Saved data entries
BEGIN

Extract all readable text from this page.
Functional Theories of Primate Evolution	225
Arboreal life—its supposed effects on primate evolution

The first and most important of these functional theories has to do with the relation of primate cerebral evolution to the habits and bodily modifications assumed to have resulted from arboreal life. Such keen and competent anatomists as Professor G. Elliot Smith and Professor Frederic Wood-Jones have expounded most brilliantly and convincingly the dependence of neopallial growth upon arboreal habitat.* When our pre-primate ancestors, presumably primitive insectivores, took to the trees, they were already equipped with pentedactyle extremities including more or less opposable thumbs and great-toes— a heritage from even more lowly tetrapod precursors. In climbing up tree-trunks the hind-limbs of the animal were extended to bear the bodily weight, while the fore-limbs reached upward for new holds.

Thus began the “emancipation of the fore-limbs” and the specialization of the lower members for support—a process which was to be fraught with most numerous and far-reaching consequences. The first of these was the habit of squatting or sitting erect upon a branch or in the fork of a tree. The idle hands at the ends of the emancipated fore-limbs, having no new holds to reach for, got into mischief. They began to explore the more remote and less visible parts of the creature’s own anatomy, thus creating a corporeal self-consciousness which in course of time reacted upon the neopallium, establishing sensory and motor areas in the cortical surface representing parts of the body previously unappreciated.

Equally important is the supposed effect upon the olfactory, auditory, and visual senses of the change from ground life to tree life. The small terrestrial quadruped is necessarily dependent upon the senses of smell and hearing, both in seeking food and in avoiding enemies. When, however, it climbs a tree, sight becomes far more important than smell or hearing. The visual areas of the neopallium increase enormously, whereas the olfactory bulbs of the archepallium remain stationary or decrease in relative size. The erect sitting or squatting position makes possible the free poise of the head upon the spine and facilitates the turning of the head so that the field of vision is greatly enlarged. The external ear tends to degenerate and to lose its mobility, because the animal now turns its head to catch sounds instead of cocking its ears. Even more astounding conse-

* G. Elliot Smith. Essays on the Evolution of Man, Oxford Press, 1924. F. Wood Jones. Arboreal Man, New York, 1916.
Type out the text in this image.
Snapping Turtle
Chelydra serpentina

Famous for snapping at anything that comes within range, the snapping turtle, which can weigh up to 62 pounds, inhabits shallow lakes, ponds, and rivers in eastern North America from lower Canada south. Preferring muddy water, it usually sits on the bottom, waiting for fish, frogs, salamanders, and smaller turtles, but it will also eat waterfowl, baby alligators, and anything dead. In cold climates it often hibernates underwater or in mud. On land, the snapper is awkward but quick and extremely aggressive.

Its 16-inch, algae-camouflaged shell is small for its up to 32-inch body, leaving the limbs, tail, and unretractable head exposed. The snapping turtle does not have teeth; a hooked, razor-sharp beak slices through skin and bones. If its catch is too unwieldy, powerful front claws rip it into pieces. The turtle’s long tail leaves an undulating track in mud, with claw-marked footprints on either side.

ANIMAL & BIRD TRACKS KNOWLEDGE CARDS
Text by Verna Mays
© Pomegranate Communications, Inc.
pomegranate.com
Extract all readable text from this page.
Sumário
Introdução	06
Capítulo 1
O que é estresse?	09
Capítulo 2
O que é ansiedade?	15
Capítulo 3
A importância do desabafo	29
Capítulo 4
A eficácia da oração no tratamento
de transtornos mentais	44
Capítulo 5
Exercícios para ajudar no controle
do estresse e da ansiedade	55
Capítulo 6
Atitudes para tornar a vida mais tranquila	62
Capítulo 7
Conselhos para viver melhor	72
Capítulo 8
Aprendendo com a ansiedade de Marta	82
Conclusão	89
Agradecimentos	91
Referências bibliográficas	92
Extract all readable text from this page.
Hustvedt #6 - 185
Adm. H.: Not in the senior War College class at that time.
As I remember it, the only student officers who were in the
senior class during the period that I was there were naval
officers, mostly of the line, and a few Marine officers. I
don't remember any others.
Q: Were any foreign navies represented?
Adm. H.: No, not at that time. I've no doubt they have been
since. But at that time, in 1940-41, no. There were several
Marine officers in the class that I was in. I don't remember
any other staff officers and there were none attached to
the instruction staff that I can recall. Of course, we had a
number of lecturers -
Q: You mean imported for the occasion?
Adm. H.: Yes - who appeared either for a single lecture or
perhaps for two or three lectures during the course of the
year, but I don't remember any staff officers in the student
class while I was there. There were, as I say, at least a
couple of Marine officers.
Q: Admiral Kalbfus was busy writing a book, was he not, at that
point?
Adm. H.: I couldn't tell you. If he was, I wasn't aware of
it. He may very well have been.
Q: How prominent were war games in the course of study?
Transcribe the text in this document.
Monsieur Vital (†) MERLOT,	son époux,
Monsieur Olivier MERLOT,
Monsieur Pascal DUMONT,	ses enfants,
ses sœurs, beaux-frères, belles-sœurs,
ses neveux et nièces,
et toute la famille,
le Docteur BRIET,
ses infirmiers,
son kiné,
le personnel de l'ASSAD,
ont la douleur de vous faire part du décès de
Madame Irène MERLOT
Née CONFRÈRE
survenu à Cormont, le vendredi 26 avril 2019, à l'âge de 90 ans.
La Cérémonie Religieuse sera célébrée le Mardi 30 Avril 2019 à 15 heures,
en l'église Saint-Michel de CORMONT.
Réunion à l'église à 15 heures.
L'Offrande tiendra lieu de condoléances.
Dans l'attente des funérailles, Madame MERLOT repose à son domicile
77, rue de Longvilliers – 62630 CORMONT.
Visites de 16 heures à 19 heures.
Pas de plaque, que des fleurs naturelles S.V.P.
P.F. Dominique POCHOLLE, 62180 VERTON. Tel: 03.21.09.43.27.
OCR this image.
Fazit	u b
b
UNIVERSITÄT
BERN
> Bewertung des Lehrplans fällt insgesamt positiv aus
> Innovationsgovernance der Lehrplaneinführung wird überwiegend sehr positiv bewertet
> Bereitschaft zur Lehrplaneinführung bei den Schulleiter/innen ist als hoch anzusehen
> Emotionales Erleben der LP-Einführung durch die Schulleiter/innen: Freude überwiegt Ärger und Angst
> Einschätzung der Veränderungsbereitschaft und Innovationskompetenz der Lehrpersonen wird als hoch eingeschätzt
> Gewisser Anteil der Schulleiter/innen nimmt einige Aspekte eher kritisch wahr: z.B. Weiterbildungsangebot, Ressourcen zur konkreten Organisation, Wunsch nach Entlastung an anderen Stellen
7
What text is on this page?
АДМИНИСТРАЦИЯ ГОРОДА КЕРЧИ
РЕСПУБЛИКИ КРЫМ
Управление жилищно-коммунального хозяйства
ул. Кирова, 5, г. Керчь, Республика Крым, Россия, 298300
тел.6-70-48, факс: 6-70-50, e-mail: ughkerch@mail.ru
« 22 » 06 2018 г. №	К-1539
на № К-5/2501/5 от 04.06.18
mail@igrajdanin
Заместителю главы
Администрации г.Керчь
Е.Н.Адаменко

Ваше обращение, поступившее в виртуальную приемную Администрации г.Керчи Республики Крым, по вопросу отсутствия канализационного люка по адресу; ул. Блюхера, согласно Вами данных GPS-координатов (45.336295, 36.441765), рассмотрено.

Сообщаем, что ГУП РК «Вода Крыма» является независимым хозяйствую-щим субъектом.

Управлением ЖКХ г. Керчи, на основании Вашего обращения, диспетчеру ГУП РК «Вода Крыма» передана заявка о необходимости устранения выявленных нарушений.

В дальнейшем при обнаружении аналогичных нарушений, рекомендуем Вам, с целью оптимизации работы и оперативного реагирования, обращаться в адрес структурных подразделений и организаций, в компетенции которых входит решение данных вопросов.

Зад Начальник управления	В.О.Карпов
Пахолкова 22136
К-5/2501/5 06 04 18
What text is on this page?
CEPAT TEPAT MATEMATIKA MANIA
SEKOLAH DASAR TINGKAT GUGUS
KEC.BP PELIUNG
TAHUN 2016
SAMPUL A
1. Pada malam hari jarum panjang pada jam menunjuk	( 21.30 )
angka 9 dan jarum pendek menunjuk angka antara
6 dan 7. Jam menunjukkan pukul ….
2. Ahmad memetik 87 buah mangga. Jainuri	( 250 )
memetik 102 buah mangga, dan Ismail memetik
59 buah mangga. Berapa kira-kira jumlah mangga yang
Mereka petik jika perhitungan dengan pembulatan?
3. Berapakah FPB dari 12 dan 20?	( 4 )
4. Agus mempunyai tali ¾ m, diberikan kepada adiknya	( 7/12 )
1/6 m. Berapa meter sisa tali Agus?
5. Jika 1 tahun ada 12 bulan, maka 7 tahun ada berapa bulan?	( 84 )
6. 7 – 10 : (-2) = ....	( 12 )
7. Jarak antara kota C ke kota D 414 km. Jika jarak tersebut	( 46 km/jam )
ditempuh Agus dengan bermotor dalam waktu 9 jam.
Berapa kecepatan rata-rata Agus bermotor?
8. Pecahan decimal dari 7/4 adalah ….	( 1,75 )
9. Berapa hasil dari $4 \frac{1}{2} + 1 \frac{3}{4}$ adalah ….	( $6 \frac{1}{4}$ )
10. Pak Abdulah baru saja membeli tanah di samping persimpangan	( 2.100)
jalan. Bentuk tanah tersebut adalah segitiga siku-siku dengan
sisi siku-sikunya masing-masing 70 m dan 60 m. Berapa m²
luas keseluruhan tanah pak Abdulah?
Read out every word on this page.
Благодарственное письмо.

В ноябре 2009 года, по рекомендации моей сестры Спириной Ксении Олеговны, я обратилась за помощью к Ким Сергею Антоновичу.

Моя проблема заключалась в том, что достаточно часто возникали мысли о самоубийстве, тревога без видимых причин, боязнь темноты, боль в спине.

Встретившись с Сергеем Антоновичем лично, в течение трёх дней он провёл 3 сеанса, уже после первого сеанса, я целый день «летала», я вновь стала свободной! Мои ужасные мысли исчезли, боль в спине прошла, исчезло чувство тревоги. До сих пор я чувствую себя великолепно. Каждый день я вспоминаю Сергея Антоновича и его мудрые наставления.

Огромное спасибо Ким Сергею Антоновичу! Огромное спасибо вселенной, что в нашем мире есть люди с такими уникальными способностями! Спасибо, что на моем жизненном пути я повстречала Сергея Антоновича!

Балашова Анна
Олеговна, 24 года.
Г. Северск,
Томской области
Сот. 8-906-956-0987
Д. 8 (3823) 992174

END

**Problem details**
Report only how many lines in the listing contain the string "dari".

**Written answer**
3